***** STORED ROWS

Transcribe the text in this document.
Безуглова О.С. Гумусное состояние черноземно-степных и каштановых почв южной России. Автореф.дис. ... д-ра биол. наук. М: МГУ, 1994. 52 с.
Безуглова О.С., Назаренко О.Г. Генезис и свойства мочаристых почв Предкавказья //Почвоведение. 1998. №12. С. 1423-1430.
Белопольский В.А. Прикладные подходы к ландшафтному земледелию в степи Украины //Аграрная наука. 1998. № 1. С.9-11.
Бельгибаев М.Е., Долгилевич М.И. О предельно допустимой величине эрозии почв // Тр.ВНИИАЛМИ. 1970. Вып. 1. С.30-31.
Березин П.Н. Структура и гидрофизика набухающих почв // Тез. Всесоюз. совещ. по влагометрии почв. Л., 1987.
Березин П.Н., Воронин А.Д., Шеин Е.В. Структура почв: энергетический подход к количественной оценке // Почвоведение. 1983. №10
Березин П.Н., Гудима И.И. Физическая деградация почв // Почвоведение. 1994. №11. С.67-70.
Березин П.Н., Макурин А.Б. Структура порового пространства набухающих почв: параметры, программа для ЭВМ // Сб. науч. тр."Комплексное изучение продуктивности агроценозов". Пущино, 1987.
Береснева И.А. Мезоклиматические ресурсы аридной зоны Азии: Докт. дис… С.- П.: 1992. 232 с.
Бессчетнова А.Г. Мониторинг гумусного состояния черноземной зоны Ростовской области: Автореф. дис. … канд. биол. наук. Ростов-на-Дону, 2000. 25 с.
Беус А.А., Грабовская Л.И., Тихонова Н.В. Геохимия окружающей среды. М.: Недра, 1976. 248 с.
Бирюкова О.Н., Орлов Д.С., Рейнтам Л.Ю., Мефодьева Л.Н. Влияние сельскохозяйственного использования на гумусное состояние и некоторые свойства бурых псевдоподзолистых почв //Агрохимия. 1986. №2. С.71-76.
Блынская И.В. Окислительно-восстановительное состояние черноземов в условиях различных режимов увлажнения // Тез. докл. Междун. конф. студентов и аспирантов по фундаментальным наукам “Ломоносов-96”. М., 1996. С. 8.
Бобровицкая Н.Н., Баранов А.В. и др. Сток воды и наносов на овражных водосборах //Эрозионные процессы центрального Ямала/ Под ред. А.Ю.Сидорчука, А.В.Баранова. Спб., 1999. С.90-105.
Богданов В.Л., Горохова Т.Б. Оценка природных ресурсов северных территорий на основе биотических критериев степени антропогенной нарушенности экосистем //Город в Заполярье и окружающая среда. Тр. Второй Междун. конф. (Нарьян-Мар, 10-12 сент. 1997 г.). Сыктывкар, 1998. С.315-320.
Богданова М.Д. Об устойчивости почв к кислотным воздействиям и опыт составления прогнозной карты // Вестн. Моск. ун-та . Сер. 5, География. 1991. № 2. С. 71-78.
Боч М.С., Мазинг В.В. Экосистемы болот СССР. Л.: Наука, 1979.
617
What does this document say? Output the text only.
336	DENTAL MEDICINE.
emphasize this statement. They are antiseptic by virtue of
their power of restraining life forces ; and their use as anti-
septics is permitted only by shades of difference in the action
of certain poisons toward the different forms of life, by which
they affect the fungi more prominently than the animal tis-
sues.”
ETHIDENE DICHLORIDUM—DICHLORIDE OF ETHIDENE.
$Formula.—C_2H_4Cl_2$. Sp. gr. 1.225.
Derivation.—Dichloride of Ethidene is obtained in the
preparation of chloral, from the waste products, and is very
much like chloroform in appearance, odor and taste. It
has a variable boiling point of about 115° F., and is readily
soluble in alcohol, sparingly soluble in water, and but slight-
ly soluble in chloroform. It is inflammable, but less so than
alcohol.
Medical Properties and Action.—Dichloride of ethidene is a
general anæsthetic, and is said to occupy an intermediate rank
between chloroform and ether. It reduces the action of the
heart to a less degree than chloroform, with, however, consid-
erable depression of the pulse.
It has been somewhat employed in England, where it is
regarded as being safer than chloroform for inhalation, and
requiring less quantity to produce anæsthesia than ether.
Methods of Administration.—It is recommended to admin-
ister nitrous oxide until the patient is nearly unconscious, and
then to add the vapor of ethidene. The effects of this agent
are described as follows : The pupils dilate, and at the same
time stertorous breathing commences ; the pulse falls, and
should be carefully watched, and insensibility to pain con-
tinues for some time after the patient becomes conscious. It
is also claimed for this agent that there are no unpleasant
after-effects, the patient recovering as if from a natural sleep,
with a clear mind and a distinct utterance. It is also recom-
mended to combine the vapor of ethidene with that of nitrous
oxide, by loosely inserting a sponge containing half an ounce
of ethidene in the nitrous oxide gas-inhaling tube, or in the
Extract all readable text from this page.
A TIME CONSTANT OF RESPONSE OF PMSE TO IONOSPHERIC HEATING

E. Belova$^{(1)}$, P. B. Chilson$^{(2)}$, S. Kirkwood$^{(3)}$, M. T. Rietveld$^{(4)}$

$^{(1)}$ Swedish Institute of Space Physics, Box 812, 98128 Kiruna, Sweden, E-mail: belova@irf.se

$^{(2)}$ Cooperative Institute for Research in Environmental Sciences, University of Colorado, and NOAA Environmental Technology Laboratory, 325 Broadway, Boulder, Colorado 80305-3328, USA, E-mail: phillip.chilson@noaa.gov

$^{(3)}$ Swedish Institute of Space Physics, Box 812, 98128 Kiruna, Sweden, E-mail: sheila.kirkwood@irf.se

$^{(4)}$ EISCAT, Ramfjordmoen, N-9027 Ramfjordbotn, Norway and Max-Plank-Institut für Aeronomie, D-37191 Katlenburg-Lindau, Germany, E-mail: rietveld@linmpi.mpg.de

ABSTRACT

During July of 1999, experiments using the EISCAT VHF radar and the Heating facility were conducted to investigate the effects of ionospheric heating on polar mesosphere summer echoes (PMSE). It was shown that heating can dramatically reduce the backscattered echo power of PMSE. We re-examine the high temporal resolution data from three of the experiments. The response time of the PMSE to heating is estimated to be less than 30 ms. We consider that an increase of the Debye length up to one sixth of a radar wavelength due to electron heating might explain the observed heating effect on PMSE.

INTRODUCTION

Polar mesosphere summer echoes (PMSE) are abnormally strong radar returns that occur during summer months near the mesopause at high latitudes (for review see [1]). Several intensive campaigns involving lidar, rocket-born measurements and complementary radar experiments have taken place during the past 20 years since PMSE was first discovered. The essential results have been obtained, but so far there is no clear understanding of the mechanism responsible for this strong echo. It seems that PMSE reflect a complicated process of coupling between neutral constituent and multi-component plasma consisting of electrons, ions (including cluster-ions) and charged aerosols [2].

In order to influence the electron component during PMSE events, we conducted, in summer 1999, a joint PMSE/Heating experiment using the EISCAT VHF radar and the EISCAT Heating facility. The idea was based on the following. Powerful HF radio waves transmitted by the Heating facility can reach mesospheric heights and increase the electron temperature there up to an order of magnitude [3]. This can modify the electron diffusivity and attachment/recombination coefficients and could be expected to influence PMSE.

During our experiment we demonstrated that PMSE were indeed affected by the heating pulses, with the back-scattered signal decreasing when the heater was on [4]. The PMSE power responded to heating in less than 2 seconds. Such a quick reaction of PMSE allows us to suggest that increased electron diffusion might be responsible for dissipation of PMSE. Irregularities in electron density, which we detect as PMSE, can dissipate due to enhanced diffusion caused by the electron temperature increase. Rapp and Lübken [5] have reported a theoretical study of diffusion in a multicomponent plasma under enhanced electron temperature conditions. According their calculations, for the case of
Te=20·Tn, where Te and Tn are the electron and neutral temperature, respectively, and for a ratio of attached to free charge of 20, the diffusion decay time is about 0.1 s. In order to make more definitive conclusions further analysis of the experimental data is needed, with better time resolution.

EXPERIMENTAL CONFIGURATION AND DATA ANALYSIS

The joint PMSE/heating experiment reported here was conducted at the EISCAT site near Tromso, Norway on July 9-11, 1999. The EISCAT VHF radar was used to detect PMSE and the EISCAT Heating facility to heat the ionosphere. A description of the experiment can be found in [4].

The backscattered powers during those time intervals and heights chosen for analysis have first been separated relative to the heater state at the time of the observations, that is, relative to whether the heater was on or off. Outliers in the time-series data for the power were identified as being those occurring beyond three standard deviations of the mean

**********

**WHAT YOU SHOULD DO:** Filter the listing for the word "vapor" and copy every line that holds it.

**COMPLETE OUTPUT:**
then to add the vapor of ethidene. The effects of this agent
mended to combine the vapor of ethidene with that of nitrous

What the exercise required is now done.